Exercise instructions
Every record below is to be retyped exactly.

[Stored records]
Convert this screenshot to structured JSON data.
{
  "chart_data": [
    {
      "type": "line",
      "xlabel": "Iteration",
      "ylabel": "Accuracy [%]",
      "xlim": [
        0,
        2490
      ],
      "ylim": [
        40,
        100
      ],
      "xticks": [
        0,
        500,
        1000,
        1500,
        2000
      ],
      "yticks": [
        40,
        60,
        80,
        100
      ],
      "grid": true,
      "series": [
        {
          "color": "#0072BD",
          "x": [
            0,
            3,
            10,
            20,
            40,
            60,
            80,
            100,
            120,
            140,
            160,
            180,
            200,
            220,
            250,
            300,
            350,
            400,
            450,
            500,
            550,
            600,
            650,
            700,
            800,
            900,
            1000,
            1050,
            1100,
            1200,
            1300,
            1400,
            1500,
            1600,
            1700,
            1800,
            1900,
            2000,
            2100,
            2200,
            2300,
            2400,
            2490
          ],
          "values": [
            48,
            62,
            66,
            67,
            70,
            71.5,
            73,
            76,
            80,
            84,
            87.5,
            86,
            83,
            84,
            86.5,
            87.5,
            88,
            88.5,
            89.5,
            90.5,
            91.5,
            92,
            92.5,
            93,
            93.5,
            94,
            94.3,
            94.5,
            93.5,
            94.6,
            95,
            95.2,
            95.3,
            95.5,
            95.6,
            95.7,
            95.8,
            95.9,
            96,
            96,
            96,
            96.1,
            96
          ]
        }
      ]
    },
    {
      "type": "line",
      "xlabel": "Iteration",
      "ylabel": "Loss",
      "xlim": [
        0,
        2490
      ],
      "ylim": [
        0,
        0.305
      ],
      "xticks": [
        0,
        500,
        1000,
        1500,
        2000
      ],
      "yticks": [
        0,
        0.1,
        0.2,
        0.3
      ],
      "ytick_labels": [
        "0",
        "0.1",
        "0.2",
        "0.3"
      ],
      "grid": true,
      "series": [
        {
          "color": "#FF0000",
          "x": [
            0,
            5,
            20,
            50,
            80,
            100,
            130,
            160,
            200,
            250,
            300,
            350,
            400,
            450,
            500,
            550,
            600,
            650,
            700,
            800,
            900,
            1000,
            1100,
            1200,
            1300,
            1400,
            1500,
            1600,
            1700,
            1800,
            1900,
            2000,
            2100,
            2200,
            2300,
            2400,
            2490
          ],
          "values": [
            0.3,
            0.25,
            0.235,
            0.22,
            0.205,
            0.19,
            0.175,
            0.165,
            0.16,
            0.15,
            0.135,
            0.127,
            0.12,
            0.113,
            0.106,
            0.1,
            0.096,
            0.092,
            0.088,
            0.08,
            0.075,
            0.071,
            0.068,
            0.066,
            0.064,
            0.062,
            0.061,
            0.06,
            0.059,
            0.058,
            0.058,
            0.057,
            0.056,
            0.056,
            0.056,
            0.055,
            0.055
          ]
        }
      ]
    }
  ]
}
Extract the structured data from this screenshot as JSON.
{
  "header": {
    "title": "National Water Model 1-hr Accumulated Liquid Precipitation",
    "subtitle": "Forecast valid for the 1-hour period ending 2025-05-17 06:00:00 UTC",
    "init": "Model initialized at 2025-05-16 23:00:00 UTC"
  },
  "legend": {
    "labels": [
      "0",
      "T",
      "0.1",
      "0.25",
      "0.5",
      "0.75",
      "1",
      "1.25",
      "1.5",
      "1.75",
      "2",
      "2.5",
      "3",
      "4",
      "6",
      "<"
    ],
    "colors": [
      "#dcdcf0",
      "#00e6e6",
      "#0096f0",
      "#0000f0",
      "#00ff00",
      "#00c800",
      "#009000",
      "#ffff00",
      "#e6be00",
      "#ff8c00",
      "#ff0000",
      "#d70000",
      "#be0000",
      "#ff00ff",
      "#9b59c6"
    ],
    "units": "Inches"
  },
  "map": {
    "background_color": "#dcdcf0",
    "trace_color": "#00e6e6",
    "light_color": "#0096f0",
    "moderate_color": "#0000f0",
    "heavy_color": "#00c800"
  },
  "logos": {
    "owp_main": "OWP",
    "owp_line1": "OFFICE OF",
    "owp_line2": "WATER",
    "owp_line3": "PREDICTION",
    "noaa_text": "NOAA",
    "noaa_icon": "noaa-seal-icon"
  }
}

Exercise result
Convert this screenshot to structured JSON data.
{
  "chart_data": [
    {
      "type": "line",
      "xlabel": "Iteration",
      "ylabel": "Accuracy [%]",
      "xlim": [
        0,
        2490
      ],
      "ylim": [
        40,
        100
      ],
      "xticks": [
        0,
        500,
        1000,
        1500,
        2000
      ],
      "yticks": [
        40,
        60,
        80,
        100
      ],
      "grid": true,
      "series": [
        {
          "color": "#0072BD",
          "x": [
            0,
            3,
            10,
            20,
            40,
            60,
            80,
            100,
            120,
            140,
            160,
            180,
            200,
            220,
            250,
            300,
            350,
            400,
            450,
            500,
            550,
            600,
            650,
            700,
            800,
            900,
            1000,
            1050,
            1100,
            1200,
            1300,
            1400,
            1500,
            1600,
            1700,
            1800,
            1900,
            2000,
            2100,
            2200,
            2300,
            2400,
            2490
          ],
          "values": [
            48,
            62,
            66,
            67,
            70,
            71.5,
            73,
            76,
            80,
            84,
            87.5,
            86,
            83,
            84,
            86.5,
            87.5,
            88,
            88.5,
            89.5,
            90.5,
            91.5,
            92,
            92.5,
            93,
            93.5,
            94,
            94.3,
            94.5,
            93.5,
            94.6,
            95,
            95.2,
            95.3,
            95.5,
            95.6,
            95.7,
            95.8,
            95.9,
            96,
            96,
            96,
            96.1,
            96
          ]
        }
      ]
    },
    {
      "type": "line",
      "xlabel": "Iteration",
      "ylabel": "Loss",
      "xlim": [
        0,
        2490
      ],
      "ylim": [
        0,
        0.305
      ],
      "xticks": [
        0,
        500,
        1000,
        1500,
        2000
      ],
      "yticks": [
        0,
        0.1,
        0.2,
        0.3
      ],
      "ytick_labels": [
        "0",
        "0.1",
        "0.2",
        "0.3"
      ],
      "grid": true,
      "series": [
        {
          "color": "#FF0000",
          "x": [
            0,
            5,
            20,
            50,
            80,
            100,
            130,
            160,
            200,
            250,
            300,
            350,
            400,
            450,
            500,
            550,
            600,
            650,
            700,
            800,
            900,
            1000,
            1100,
            1200,
            1300,
            1400,
            1500,
            1600,
            1700,
            1800,
            1900,
            2000,
            2100,
            2200,
            2300,
            2400,
            2490
          ],
          "values": [
            0.3,
            0.25,
            0.235,
            0.22,
            0.205,
            0.19,
            0.175,
            0.165,
            0.16,
            0.15,
            0.135,
            0.127,
            0.12,
            0.113,
            0.106,
            0.1,
            0.096,
            0.092,
            0.088,
            0.08,
            0.075,
            0.071,
            0.068,
            0.066,
            0.064,
            0.062,
            0.061,
            0.06,
            0.059,
            0.058,
            0.058,
            0.057,
            0.056,
            0.056,
            0.056,
            0.055,
            0.055
          ]
        }
      ]
    }
  ]
}
Extract the structured data from this screenshot as JSON.
{
  "header": {
    "title": "National Water Model 1-hr Accumulated Liquid Precipitation",
    "subtitle": "Forecast valid for the 1-hour period ending 2025-05-17 06:00:00 UTC",
    "init": "Model initialized at 2025-05-16 23:00:00 UTC"
  },
  "legend": {
    "labels": [
      "0",
      "T",
      "0.1",
      "0.25",
      "0.5",
      "0.75",
      "1",
      "1.25",
      "1.5",
      "1.75",
      "2",
      "2.5",
      "3",
      "4",
      "6",
      "<"
    ],
    "colors": [
      "#dcdcf0",
      "#00e6e6",
      "#0096f0",
      "#0000f0",
      "#00ff00",
      "#00c800",
      "#009000",
      "#ffff00",
      "#e6be00",
      "#ff8c00",
      "#ff0000",
      "#d70000",
      "#be0000",
      "#ff00ff",
      "#9b59c6"
    ],
    "units": "Inches"
  },
  "map": {
    "background_color": "#dcdcf0",
    "trace_color": "#00e6e6",
    "light_color": "#0096f0",
    "moderate_color": "#0000f0",
    "heavy_color": "#00c800"
  },
  "logos": {
    "owp_main": "OWP",
    "owp_line1": "OFFICE OF",
    "owp_line2": "WATER",
    "owp_line3": "PREDICTION",
    "noaa_text": "NOAA",
    "noaa_icon": "noaa-seal-icon"
  }
}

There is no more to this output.